- Data listing:
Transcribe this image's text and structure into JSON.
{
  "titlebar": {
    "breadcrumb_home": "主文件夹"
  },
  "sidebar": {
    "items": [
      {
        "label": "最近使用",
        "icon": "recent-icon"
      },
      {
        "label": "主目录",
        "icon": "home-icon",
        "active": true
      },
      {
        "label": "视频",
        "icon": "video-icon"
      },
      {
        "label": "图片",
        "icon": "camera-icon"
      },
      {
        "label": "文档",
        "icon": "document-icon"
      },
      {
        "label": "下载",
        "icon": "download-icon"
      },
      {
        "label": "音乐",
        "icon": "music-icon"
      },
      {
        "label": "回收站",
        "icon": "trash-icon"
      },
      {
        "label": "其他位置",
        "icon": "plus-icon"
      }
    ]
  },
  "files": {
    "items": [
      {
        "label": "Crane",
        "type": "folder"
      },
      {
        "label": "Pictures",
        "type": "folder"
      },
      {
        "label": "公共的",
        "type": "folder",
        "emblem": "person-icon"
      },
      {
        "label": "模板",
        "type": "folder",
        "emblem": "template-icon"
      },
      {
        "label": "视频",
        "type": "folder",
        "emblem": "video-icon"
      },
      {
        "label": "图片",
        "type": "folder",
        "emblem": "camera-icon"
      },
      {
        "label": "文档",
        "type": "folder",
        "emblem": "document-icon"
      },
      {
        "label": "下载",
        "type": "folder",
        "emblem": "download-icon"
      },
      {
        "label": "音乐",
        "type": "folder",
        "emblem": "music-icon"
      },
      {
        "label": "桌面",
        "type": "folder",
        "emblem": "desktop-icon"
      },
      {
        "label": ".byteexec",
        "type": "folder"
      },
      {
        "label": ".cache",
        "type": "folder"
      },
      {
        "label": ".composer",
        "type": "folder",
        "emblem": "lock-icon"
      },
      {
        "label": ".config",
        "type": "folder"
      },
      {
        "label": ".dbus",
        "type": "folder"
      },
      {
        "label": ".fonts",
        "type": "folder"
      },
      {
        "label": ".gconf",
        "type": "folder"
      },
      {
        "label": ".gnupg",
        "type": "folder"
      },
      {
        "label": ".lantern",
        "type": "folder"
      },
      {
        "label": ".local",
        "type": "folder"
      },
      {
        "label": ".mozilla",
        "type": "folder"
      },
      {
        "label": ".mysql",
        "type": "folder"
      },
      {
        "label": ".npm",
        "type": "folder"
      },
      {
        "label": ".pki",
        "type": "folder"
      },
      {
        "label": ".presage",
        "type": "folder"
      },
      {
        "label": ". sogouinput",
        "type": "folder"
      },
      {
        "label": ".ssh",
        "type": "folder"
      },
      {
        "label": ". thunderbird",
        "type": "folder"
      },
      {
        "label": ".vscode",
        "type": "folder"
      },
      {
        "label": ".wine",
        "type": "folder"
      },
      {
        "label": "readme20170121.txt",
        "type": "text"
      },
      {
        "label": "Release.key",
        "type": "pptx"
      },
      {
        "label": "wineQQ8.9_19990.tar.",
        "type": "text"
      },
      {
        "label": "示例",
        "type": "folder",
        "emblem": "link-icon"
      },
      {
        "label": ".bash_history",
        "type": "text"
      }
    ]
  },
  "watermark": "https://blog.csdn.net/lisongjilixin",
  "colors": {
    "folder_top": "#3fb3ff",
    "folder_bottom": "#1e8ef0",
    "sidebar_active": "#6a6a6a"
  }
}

- What is being asked: From the data above, copy each line where the string "camera" appears.

- Response for this exercise:
        "icon": "camera-icon"
        "emblem": "camera-icon"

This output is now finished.